Show all lines holding the string "Code".

┌──

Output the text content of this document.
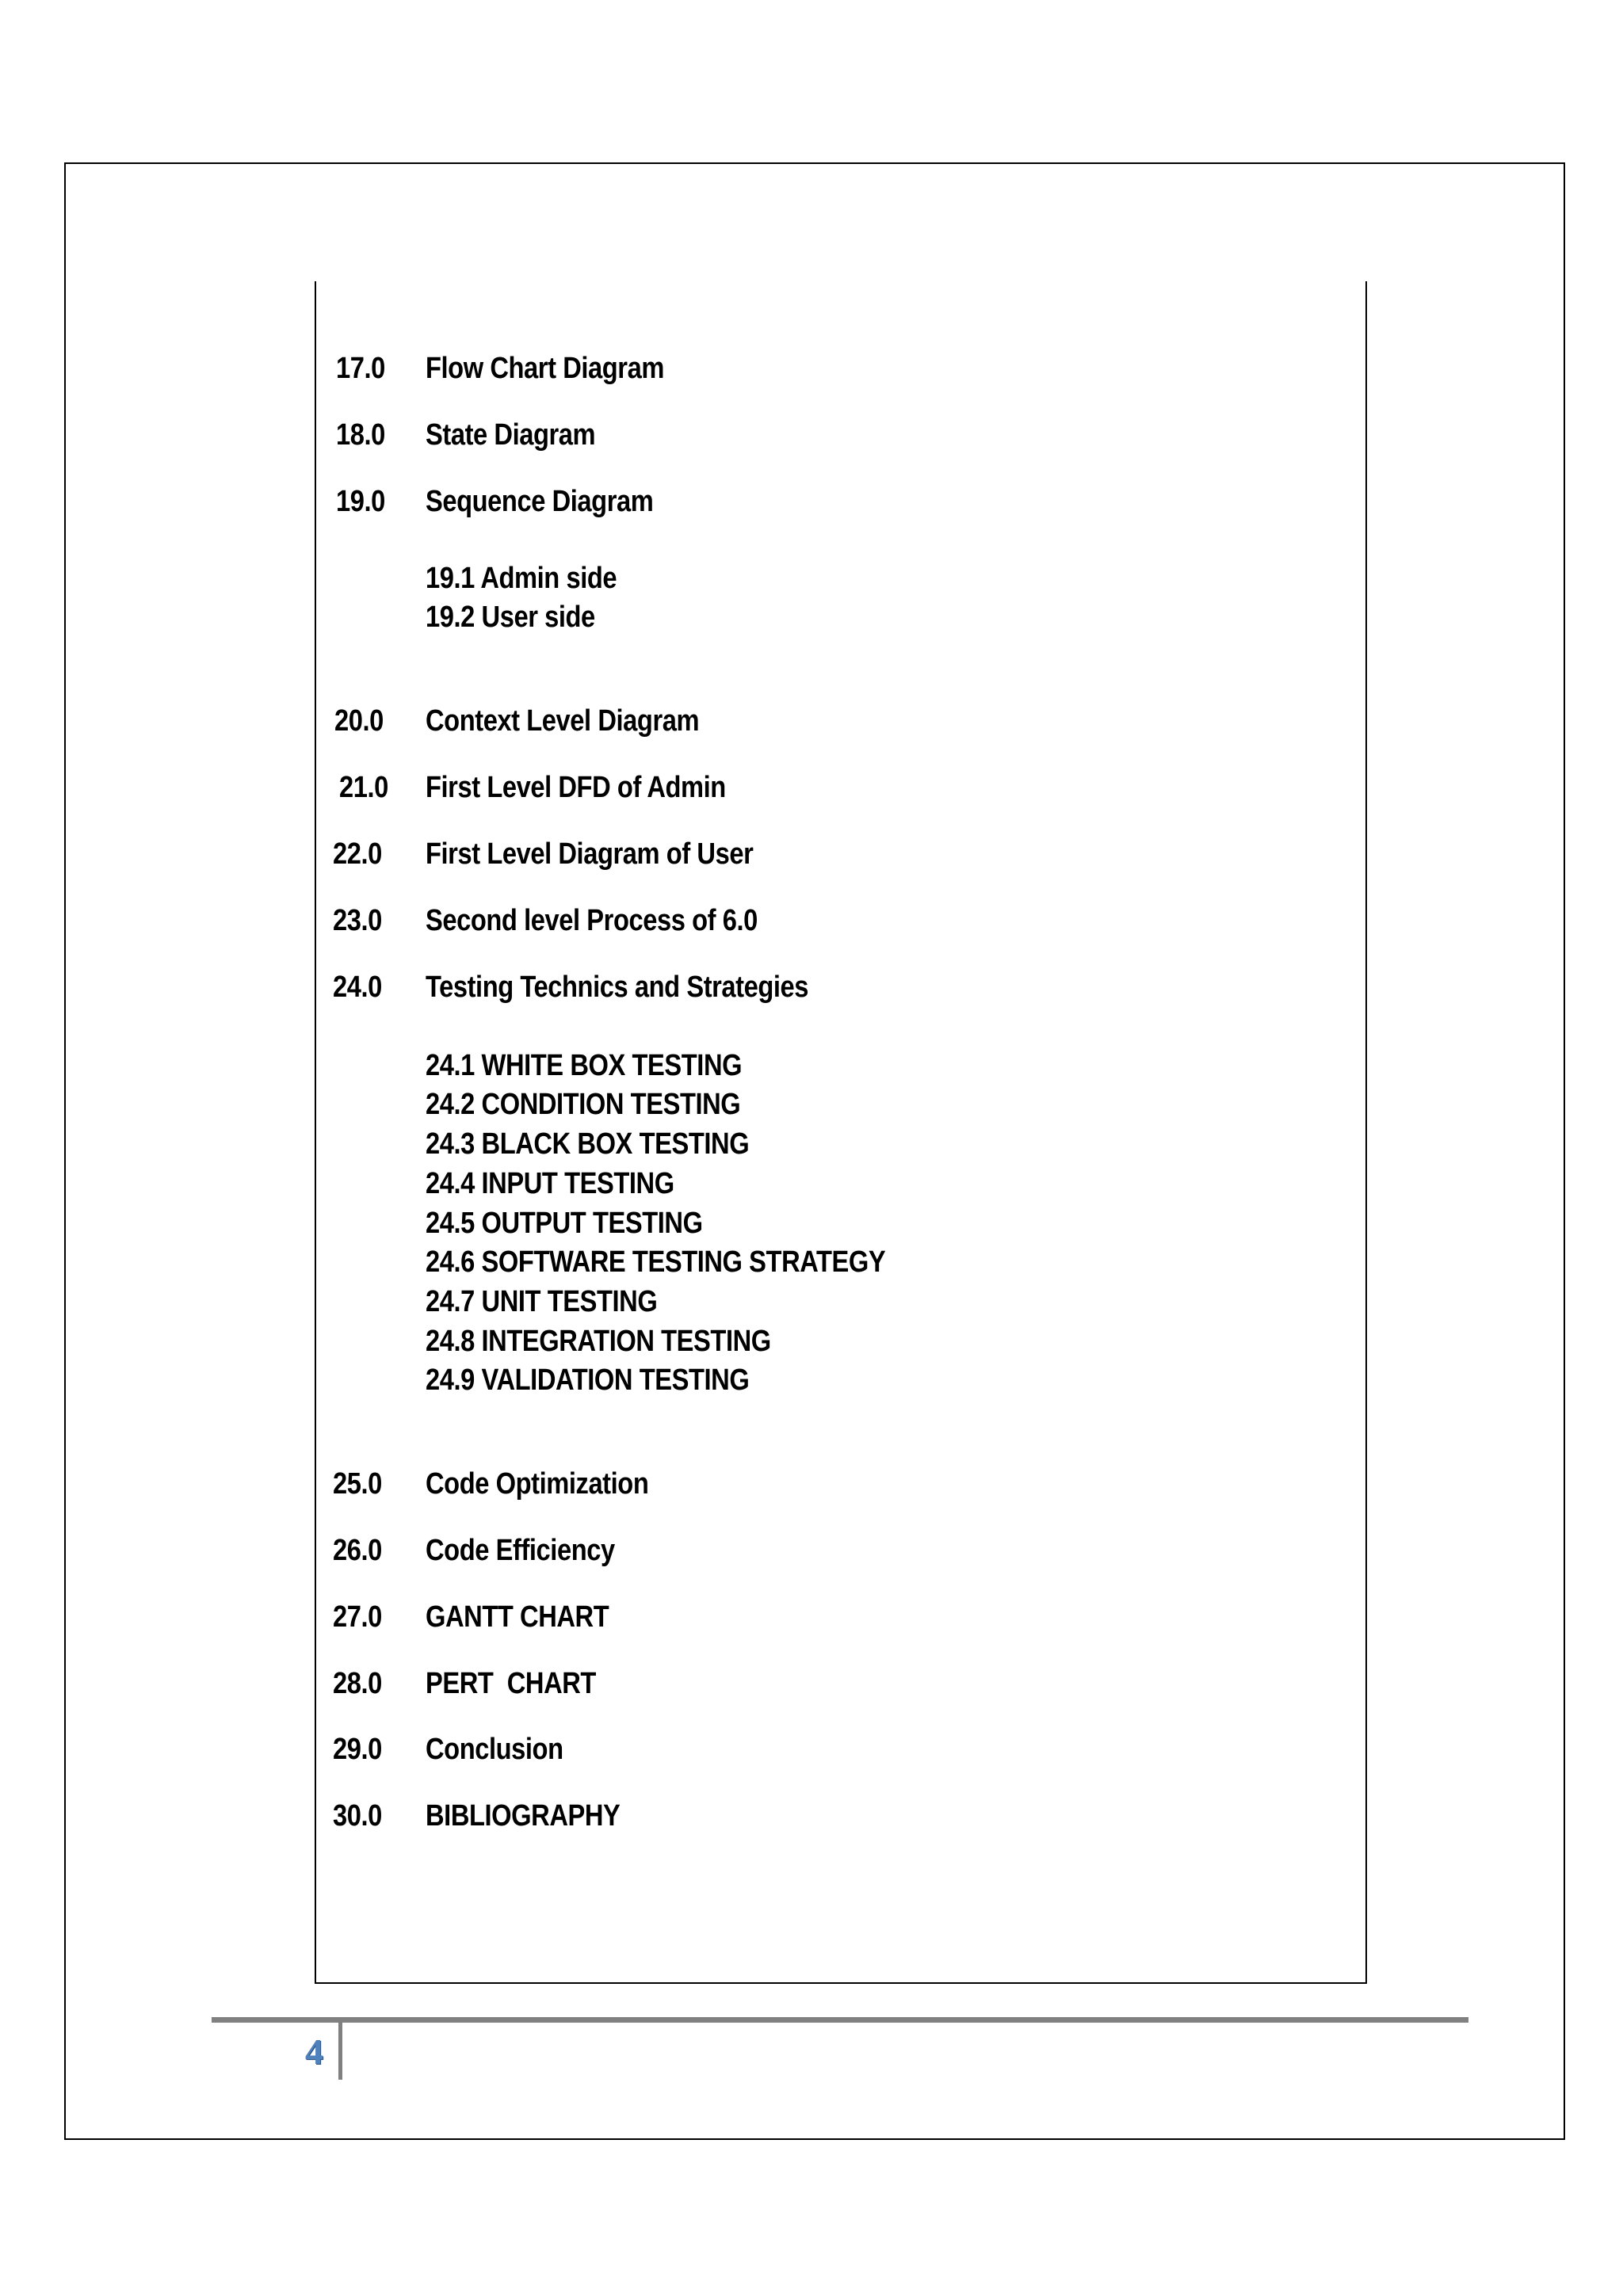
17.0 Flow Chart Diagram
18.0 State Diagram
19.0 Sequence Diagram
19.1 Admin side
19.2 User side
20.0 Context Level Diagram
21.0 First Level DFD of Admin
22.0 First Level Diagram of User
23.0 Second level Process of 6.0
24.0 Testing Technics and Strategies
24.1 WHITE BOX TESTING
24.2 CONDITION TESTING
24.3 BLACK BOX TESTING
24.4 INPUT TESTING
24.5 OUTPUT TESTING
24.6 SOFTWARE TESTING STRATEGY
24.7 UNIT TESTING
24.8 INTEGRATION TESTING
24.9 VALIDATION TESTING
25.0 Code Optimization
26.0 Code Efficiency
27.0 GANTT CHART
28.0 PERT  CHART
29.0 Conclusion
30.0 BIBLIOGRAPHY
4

└──

#### ANSWER TO THE TASK
25.0 Code Optimization
26.0 Code Efficiency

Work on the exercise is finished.